**What to produce:**
Each line containing the word "name" should be found and copied.

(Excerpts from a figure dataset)
— BEGIN —

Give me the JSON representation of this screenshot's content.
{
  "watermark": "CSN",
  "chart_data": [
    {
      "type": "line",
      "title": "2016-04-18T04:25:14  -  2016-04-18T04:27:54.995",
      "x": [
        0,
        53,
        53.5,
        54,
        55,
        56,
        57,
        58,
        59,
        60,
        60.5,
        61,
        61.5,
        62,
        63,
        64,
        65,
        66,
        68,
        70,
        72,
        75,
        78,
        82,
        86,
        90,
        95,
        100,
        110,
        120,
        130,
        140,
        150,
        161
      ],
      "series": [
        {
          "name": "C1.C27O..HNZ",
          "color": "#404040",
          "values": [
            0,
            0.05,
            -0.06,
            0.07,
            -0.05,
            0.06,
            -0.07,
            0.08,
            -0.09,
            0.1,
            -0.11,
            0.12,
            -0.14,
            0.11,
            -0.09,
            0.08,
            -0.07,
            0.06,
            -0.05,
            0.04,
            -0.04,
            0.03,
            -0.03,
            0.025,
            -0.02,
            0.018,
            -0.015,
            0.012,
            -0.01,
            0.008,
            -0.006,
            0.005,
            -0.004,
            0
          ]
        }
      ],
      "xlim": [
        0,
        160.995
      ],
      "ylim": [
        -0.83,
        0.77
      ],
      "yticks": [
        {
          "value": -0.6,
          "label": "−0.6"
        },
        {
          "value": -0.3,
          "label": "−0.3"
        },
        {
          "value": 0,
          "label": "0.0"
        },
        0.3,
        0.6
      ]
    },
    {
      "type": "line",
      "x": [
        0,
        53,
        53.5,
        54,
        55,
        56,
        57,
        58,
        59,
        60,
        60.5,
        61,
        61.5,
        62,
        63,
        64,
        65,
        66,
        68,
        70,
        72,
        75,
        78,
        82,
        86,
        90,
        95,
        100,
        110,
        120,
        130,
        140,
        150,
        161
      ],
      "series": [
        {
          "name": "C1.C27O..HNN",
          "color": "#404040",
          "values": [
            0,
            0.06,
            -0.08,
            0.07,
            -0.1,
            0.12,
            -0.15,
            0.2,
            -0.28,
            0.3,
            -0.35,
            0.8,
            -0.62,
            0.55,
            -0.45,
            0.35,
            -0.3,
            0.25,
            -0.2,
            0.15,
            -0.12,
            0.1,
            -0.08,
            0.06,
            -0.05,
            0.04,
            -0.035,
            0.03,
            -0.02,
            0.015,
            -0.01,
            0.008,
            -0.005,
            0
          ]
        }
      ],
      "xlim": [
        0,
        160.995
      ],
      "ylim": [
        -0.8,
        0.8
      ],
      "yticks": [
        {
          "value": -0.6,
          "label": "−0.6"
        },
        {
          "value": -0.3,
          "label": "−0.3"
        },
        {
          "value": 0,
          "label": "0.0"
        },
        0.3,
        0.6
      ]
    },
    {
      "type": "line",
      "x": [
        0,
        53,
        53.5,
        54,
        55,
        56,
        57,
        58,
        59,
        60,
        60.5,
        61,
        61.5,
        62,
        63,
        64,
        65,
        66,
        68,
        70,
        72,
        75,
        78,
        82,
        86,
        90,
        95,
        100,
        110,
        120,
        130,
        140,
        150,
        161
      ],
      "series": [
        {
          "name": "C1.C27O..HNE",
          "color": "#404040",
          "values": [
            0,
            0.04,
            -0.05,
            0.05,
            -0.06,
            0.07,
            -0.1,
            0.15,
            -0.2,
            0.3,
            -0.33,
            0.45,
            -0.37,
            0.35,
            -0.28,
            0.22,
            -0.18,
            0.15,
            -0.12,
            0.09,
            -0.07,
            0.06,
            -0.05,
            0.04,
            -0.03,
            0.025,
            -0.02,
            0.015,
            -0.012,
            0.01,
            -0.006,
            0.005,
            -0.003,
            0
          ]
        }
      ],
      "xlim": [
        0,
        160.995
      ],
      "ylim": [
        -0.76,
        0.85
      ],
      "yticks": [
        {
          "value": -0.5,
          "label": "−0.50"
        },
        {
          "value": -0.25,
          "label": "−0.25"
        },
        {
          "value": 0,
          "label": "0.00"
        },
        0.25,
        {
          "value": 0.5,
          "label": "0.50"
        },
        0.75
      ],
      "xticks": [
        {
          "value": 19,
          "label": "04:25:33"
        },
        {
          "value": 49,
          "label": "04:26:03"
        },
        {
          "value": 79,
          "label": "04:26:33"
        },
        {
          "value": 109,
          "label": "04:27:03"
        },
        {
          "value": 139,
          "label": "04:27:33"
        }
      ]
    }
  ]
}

— END —
— BEGIN —

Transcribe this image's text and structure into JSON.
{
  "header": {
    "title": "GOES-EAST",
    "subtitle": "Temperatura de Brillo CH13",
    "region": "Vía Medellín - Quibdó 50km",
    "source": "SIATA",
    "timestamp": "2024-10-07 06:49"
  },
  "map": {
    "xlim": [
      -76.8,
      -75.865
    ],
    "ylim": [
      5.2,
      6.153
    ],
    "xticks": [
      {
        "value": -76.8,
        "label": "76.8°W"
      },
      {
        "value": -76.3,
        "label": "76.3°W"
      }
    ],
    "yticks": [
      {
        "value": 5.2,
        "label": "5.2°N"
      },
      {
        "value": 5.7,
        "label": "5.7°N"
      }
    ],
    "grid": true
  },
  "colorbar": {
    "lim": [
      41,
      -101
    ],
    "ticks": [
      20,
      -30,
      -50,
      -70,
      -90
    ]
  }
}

— END —

**The reply:**
          "name": "C1.C27O..HNZ",
          "name": "C1.C27O..HNN",
          "name": "C1.C27O..HNE",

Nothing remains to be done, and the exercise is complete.